PAGE EXCERPT

Cmocka uses a feature that gcc provides for breaking dependencies at the link time. It is possible to override implementation of some function, with the method from test harness. This allows test harness to take control of execution from binary (during the execution of test), and stimulate UUT as required without changing the source code.

coreboot unit test infrastructure supports overriding of functions at link time. This is as simple as adding a name_of_function to be mocked into <test_name>-mocks variable in Makefile.mk. The result is that the test’s implementation of that function is called instead of coreboot’s.

i2c-test example

i2c-test-mocks += platform_i2c_transfer

Now, dev can write own implementation of platform_i2c_transfer. This implementation instead of accessing real i2c bus, will write/read from fake structs.

int platform_i2c_transfer(unsigned int bus, struct i2c_msg
            *segments, int count)
{
}

Checking mock’s arguments

A test can verify the parameters provided by the UUT to the mock function. The developer may also verify that number of calls to mock is correct and the order of calls to particular mocks is as expected (See this). The Cmocka macros for checking parameters are described here. In general, in mock function, one makes a call to check_expected(<param_name>) and in the corresponding test function, expect*() macro, with description which parameter in which mock should have particular value, or be inside a described range.

i2c-test example

In our example, we may want to check that platform_i2c_transfer is fed with a number of segments bigger than 0, each segment has flags which are in the supported range and each segment has a buf which is non-NULL. We are expecting such values for _every_ call, thus the last parameter in expect* macros is -1.

static void mock_expect_params_platform_i2c_transfer(void)

PROVIDED RECORDS
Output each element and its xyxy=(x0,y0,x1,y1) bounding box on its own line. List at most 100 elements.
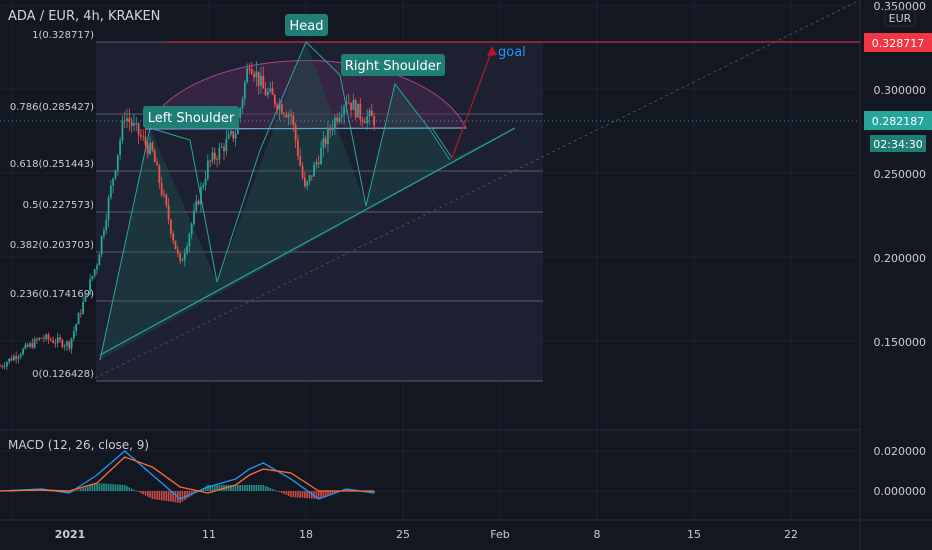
support-trendline xyxy=(99,127,516,356)
macd-histogram-bar xyxy=(110,484,112,491)
candle-body xyxy=(320,148,322,165)
macd-histogram-bar xyxy=(80,488,82,491)
candle-body xyxy=(283,113,285,115)
candle-body xyxy=(19,354,22,357)
candle-body xyxy=(40,337,43,339)
candle-body xyxy=(230,131,232,135)
candle-body xyxy=(216,159,218,161)
macd-indicator-label[interactable]: MACD (12, 26, close, 9) xyxy=(8,438,149,452)
macd-histogram-bar xyxy=(172,491,175,502)
macd-histogram-bar xyxy=(283,491,285,494)
time-label-22: 22 xyxy=(784,528,798,541)
candle-body xyxy=(91,276,94,280)
macd-histogram-bar xyxy=(82,488,84,491)
goal-label: goal xyxy=(498,45,526,60)
macd-histogram-bar xyxy=(324,491,327,497)
time-axis[interactable]: 2021 11 18 25 Feb 8 15 22 xyxy=(55,528,798,541)
candle-body xyxy=(42,338,45,339)
symbol-title[interactable]: ADA / EUR, 4h, KRAKEN xyxy=(8,9,160,24)
candle-body xyxy=(33,339,36,348)
macd-histogram-bar xyxy=(306,491,308,499)
candle-body xyxy=(285,114,288,118)
candle-body xyxy=(179,253,182,262)
time-label-25: 25 xyxy=(396,528,410,541)
candle-body xyxy=(86,293,89,295)
candle-body xyxy=(163,194,165,196)
macd-histogram-bar xyxy=(264,486,267,491)
macd-histogram-bar xyxy=(112,484,114,491)
macd-histogram-bar xyxy=(174,491,177,503)
candle-body xyxy=(146,144,149,154)
macd-histogram-bar xyxy=(294,491,297,498)
candle-body xyxy=(6,362,8,367)
macd-histogram-bar xyxy=(244,485,246,491)
candle-body xyxy=(52,340,55,343)
macd-histogram-bar xyxy=(230,485,232,491)
macd-histogram-bar xyxy=(241,485,244,491)
countdown-value: 02:34:30 xyxy=(873,138,922,151)
macd-histogram-bar xyxy=(114,484,117,491)
macd-histogram-bar xyxy=(334,491,336,494)
candle-body xyxy=(156,162,158,166)
left-shoulder-badge: Left Shoulder xyxy=(143,106,239,128)
macd-histogram-bar xyxy=(255,485,258,491)
macd-histogram-bar xyxy=(232,485,235,491)
candle-body xyxy=(331,128,334,131)
candle-body xyxy=(183,253,186,261)
candle-body xyxy=(105,219,108,231)
macd-histogram-bar xyxy=(179,491,181,503)
candle-body xyxy=(68,341,71,349)
candle-body xyxy=(133,123,135,126)
candle-body xyxy=(93,269,96,277)
macd-histogram-bar xyxy=(207,485,209,491)
candle-body xyxy=(220,146,223,148)
macd-histogram-bar xyxy=(86,486,89,491)
candle-body xyxy=(264,88,267,96)
candle-body xyxy=(308,175,311,182)
macd-histogram-bar xyxy=(216,485,218,491)
macd-histogram-bar xyxy=(211,485,214,491)
candle-body xyxy=(197,200,200,205)
candle-body xyxy=(239,108,242,118)
candle-body xyxy=(253,73,255,78)
candle-body xyxy=(89,279,91,295)
candle-body xyxy=(241,98,244,109)
candle-body xyxy=(26,344,29,347)
macd-histogram-bar xyxy=(204,486,207,491)
candle-body xyxy=(366,116,369,124)
candle-body xyxy=(218,147,221,160)
candle-body xyxy=(368,110,371,117)
macd-histogram-bar xyxy=(260,485,262,491)
candle-body xyxy=(370,110,373,117)
candle-body xyxy=(195,200,198,211)
candle-body xyxy=(329,127,332,131)
candle-body xyxy=(142,136,145,138)
candle-body xyxy=(243,82,246,99)
candle-body xyxy=(149,142,152,154)
countdown-tag xyxy=(870,135,926,152)
fib-label-0618: 0.618(0.251443) xyxy=(10,159,94,170)
vertical-grid xyxy=(11,0,792,520)
candle-body xyxy=(352,100,355,110)
macd-histogram-bar xyxy=(121,484,124,491)
candle-body xyxy=(170,219,172,234)
currency-button[interactable] xyxy=(884,9,916,27)
fib-label-0236: 0.236(0.174169) xyxy=(10,289,94,300)
current-price-tag xyxy=(864,111,932,130)
candle-body xyxy=(79,313,82,314)
candle-body xyxy=(10,358,13,361)
macd-histogram-bar xyxy=(133,489,135,491)
candle-body xyxy=(315,162,318,165)
macd-histogram-bar xyxy=(227,485,230,491)
fib-label-05: 0.5(0.227573) xyxy=(23,200,95,211)
macd-histogram-bar xyxy=(253,485,255,491)
candle-body xyxy=(12,356,15,361)
candle-body xyxy=(250,68,253,74)
price-axis[interactable] xyxy=(860,0,932,550)
signal-line xyxy=(0,456,375,494)
candle-body xyxy=(73,331,75,339)
candlestick-series xyxy=(0,61,376,371)
candle-body xyxy=(139,135,142,137)
candle-body xyxy=(47,334,50,340)
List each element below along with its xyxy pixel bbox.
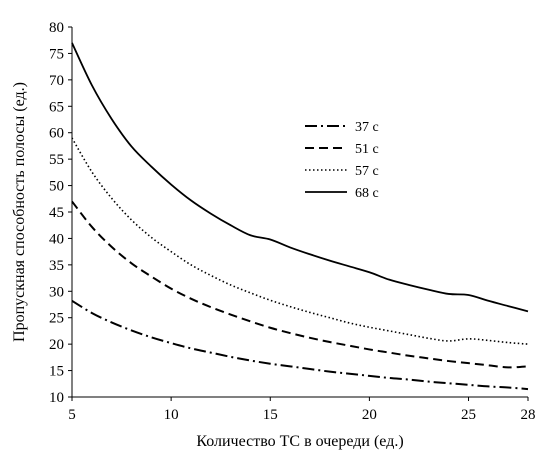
series-line-3	[71, 42, 529, 313]
y-tick-label: 25	[49, 311, 64, 327]
series-lines	[71, 42, 529, 391]
x-tick-label: 10	[164, 407, 179, 423]
legend-label-1: 51 с	[355, 142, 379, 157]
y-tick-label: 35	[49, 258, 64, 274]
x-axis-title: Количество ТС в очереди (ед.)	[196, 433, 403, 450]
y-tick-label: 75	[49, 46, 64, 62]
legend: 37 с 51 с 57 с 68 с	[305, 120, 379, 201]
y-tick-label: 15	[49, 364, 64, 380]
x-tick-label: 28	[521, 407, 536, 423]
x-tick-label: 5	[68, 407, 76, 423]
series-line-1	[71, 200, 529, 369]
y-tick-label: 30	[49, 284, 64, 300]
series-line-0	[71, 299, 529, 391]
y-tick-label: 80	[49, 20, 64, 36]
y-tick-label: 60	[49, 126, 64, 142]
y-tick-label: 55	[49, 152, 64, 168]
y-tick-label: 10	[49, 390, 64, 406]
y-tick-label: 50	[49, 179, 64, 195]
legend-label-3: 68 с	[355, 186, 379, 201]
y-tick-label: 45	[49, 205, 64, 221]
legend-label-2: 57 с	[355, 164, 379, 179]
legend-label-0: 37 с	[355, 120, 379, 135]
x-tick-label: 15	[263, 407, 278, 423]
y-tick-label: 70	[49, 73, 64, 89]
series-line-2	[71, 137, 529, 345]
x-tick-label: 25	[461, 407, 476, 423]
x-tick-label: 20	[362, 407, 377, 423]
y-tick-label: 65	[49, 99, 64, 115]
axes	[68, 26, 529, 401]
y-tick-label: 20	[49, 337, 64, 353]
y-tick-label: 40	[49, 231, 64, 247]
y-axis-title: Пропускная способность полосы (ед.)	[11, 82, 28, 342]
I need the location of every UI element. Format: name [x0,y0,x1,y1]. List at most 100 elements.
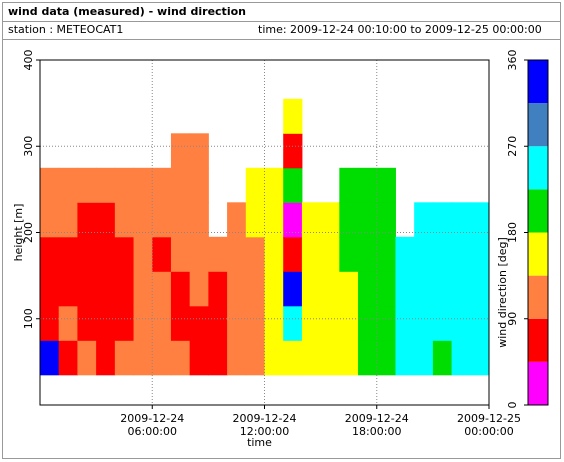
cell [376,271,396,307]
cell [133,271,153,307]
cell [470,305,490,341]
cell [58,236,78,272]
cell [432,340,453,376]
cell [358,167,378,203]
cell [189,271,209,307]
cell [77,305,97,341]
cell [227,202,247,238]
cell [114,271,135,307]
cell [189,202,209,238]
cell [470,340,490,376]
cell [245,305,265,341]
cell [152,236,172,272]
cell [208,340,228,376]
colorbar-label: wind direction [deg] [496,237,509,348]
x-tick-label: 2009-12-24 18:00:00 [344,412,409,438]
cell [40,202,60,238]
cell [58,305,78,341]
cell [301,236,322,272]
cell [283,133,303,169]
cell [339,236,359,272]
cell [114,305,135,341]
cell [339,202,359,238]
cell [432,236,453,272]
cell [451,305,471,341]
cell [376,202,396,238]
cell [245,202,265,238]
cell [320,202,340,238]
cell [320,236,340,272]
cell [208,271,228,307]
cell [40,236,60,272]
cell [301,271,322,307]
cell [358,305,378,341]
cell [170,271,191,307]
cell [170,340,191,376]
y-tick-label: 100 [22,308,35,329]
cell [152,305,172,341]
cell [339,167,359,203]
cell [432,271,453,307]
cell [77,340,97,376]
station: station : METEOCAT1 [8,23,123,36]
cell [77,202,97,238]
cell [339,271,359,307]
cell [170,305,191,341]
cell [283,305,303,341]
cell [395,305,415,341]
cell [227,340,247,376]
cell [189,167,209,203]
cell [96,305,116,341]
y-axis-label: height [m] [12,204,25,262]
cell [470,202,490,238]
cell [264,340,284,376]
x-tick-label: 2009-12-24 12:00:00 [232,412,297,438]
cell [77,236,97,272]
cell [470,271,490,307]
cell [283,202,303,238]
cell [96,340,116,376]
cell [227,236,247,272]
cell [189,340,209,376]
colorbar-swatch [528,103,548,147]
cell [77,167,97,203]
cell [358,202,378,238]
cell [245,167,265,203]
cell [414,236,434,272]
cell [358,340,378,376]
cell [133,305,153,341]
cell [264,236,284,272]
cell [301,305,322,341]
cell [114,236,135,272]
cell [339,340,359,376]
cell [395,340,415,376]
cell [152,271,172,307]
cell [133,167,153,203]
cell [152,340,172,376]
cell [414,271,434,307]
cell [189,236,209,272]
plot-border [39,59,490,406]
cell [208,305,228,341]
colorbar-swatch [528,318,548,362]
cell [414,340,434,376]
cell [170,236,191,272]
cell [208,236,228,272]
cell [96,271,116,307]
cell [395,271,415,307]
cell [227,305,247,341]
colorbar-swatch [528,189,548,233]
colorbar-swatch [528,361,548,405]
cell [58,167,78,203]
colorbar-swatch [528,232,548,276]
cell [414,202,434,238]
cell [245,340,265,376]
cell [58,202,78,238]
colorbar-tick-label: 360 [506,50,519,71]
cell [376,305,396,341]
colorbar-tick-label: 90 [506,312,519,326]
cell [283,167,303,203]
y-tick-label: 200 [22,222,35,243]
cell [283,236,303,272]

PARTS OF THE EXERCISE
1 - In the coreboot unit-testing text, rewrite the paragraph beginning "A test can verify the parameters" as a bulleted list that keeps its main facts.
2 - Resume the coreboot unit-testing text from the point where it stops.
The listing has nothing to do with the coreboot unit-testing text.

ANSWERS TO EACH TASK
1 -
- A test can verify the parameters that the UUT passes to a mock function.
- The developer can also check that the mock is called the correct number of times and that calls to particular mocks happen in the expected order.
- Cmocka provides macros for checking parameters.
- In the mock function, you call check_expected(<param_name>).
- In the corresponding test function, an expect*() macro states which parameter in which mock should have a particular value or fall within a described range.

2 -
{
        unsigned long int expected_flags[] = {0, I2C_M_RD,
                I2C_M_TEN, I2C_M_RECV_LEN, I2C_M_NOSTART};

        /* Flags should always be only within supported range */
        expect_in_set_count(platform_i2c_transfer, segments->flags,
                expected_flags, -1);

        expect_not_value_count(platform_i2c_transfer, segments->buf,
                NULL, -1);

        expect_in_range_count(platform_i2c_transfer, count, 1,
                INT_MAX, -1);
}

And the checks below should be added to our mock

check_expected(count);

for (i = 0; i < count; i++, segments++) {
        check_expected_ptr(segments->buf);
        check_expected(segments->flags);
}

Instrument mocks

It is possible for the test function to instrument what the mock will return to the UUT. This can be done by using the will_return*() and mock() macros. These are described in the Mock Object section of the Cmocka API documentation.

Example

There is an non-coreboot example for using Cmocka available here.

Test runner

Finally, the developer needs to implement the test main() function. All tests should be registered there and the cmocka test runner invoked. All methods for invoking Cmocka test are described here.

i2c-test example

We don’t need any extra setup and teardown functions for i2c-test, so let’s simply register the test for i2c_read_field and return from main the output of Cmocka’s runner (it returns number of tests that failed).

int main(void)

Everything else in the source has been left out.